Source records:
- - - - - - -

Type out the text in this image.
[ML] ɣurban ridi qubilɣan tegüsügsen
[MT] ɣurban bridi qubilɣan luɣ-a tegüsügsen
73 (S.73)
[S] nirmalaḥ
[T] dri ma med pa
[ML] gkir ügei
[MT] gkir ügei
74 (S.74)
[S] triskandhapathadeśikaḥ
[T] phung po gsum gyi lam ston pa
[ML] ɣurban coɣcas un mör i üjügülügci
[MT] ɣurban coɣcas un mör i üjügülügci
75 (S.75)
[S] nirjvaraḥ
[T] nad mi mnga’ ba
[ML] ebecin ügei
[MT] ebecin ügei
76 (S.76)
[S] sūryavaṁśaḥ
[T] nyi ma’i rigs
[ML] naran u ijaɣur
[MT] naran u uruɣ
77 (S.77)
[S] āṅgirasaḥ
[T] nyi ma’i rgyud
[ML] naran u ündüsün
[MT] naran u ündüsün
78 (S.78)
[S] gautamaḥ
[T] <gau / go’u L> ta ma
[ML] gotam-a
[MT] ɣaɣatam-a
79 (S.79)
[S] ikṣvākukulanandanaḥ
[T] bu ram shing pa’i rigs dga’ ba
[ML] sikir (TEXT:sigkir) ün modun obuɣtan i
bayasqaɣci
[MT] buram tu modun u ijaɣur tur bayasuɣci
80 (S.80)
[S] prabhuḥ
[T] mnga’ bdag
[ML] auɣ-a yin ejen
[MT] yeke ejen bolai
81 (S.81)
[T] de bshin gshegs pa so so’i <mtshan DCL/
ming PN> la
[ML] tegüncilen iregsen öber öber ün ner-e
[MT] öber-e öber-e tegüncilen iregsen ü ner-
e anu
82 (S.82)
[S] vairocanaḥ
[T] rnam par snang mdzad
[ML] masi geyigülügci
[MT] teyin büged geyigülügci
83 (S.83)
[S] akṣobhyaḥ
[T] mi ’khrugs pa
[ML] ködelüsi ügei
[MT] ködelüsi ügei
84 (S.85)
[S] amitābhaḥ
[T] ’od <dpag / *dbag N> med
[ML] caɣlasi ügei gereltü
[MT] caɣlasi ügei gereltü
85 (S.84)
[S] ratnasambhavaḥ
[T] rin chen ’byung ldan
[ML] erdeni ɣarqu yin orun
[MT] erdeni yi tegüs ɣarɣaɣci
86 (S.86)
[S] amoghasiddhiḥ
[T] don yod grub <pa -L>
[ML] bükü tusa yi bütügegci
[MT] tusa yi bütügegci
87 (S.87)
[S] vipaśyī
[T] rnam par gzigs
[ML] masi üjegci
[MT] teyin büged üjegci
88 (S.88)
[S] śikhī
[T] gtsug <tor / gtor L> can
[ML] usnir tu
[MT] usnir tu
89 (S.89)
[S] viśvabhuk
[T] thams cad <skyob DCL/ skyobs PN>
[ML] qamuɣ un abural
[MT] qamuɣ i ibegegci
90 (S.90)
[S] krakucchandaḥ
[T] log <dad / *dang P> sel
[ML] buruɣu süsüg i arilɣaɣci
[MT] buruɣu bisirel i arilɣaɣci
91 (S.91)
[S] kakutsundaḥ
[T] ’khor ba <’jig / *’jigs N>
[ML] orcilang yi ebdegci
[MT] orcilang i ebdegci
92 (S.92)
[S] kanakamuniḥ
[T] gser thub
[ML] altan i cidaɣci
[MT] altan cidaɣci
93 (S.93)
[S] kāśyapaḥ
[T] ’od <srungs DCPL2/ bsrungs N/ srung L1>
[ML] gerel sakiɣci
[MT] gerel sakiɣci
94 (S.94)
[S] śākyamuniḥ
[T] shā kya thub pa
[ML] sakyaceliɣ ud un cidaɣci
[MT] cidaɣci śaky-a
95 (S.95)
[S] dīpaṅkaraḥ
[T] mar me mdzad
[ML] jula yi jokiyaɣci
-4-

- - - - - - -

What is asked:
Show every line of the listing in which the string "erdeni" can be found.

Exercise solution:
[ML] erdeni ɣarqu yin orun
[MT] erdeni yi tegüs ɣarɣaɣci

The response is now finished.